REQUIREMENTS >> Take every line from the listing below that includes "Output" and copy it.

— BEGIN AVAILABLE DATA —

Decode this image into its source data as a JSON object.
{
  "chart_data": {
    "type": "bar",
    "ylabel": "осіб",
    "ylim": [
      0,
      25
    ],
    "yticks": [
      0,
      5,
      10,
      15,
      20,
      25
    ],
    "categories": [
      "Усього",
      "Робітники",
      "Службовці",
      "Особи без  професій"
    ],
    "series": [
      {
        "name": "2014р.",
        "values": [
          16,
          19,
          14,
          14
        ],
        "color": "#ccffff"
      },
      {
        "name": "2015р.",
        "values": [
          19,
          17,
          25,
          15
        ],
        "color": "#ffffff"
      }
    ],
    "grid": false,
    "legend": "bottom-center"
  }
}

— END AVAILABLE DATA —
— BEGIN AVAILABLE DATA —

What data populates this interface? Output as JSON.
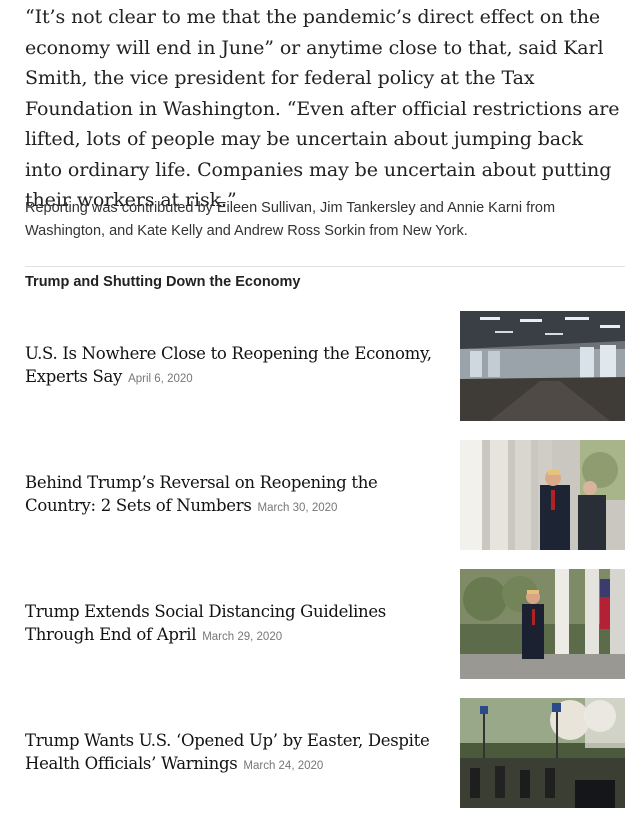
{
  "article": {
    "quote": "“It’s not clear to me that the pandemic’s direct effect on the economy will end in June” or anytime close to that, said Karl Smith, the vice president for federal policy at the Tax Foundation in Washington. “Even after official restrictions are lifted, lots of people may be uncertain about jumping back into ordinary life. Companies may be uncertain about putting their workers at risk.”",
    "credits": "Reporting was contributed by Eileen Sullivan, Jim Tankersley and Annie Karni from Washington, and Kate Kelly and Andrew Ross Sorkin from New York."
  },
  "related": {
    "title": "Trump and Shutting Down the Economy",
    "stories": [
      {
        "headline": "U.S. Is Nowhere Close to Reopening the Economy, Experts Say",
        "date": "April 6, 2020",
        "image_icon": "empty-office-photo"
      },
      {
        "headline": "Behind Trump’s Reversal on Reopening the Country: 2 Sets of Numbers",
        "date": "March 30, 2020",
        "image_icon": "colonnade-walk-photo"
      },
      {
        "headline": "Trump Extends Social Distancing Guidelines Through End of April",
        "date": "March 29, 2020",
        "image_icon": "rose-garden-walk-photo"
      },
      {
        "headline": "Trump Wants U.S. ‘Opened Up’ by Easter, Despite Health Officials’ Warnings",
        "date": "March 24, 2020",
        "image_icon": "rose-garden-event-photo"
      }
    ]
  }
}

— END AVAILABLE DATA —
— BEGIN AVAILABLE DATA —

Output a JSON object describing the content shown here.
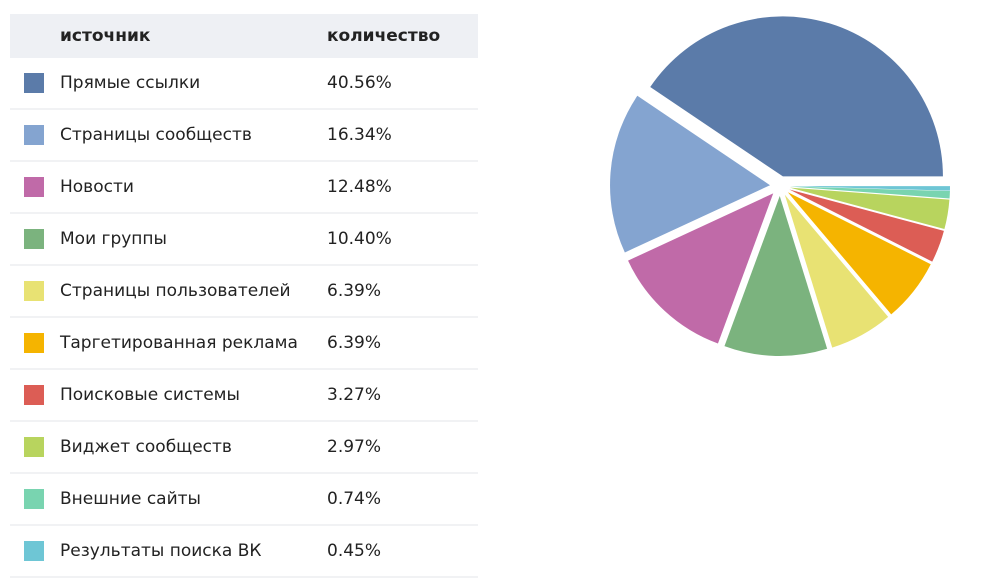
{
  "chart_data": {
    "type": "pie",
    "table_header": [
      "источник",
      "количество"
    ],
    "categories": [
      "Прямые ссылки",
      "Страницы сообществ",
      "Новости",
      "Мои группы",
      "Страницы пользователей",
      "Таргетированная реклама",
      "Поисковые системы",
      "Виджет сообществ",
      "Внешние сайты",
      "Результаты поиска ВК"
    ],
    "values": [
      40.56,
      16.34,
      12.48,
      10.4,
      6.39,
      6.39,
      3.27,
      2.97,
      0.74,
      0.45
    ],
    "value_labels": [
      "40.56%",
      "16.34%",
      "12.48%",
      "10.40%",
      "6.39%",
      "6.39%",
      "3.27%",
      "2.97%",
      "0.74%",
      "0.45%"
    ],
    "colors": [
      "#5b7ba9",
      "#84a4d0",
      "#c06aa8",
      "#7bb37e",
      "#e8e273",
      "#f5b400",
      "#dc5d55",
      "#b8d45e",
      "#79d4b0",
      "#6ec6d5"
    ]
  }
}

— END AVAILABLE DATA —

RESULT OF THIS TASK >>
What data populates this interface? Output as JSON.
Output a JSON object describing the content shown here.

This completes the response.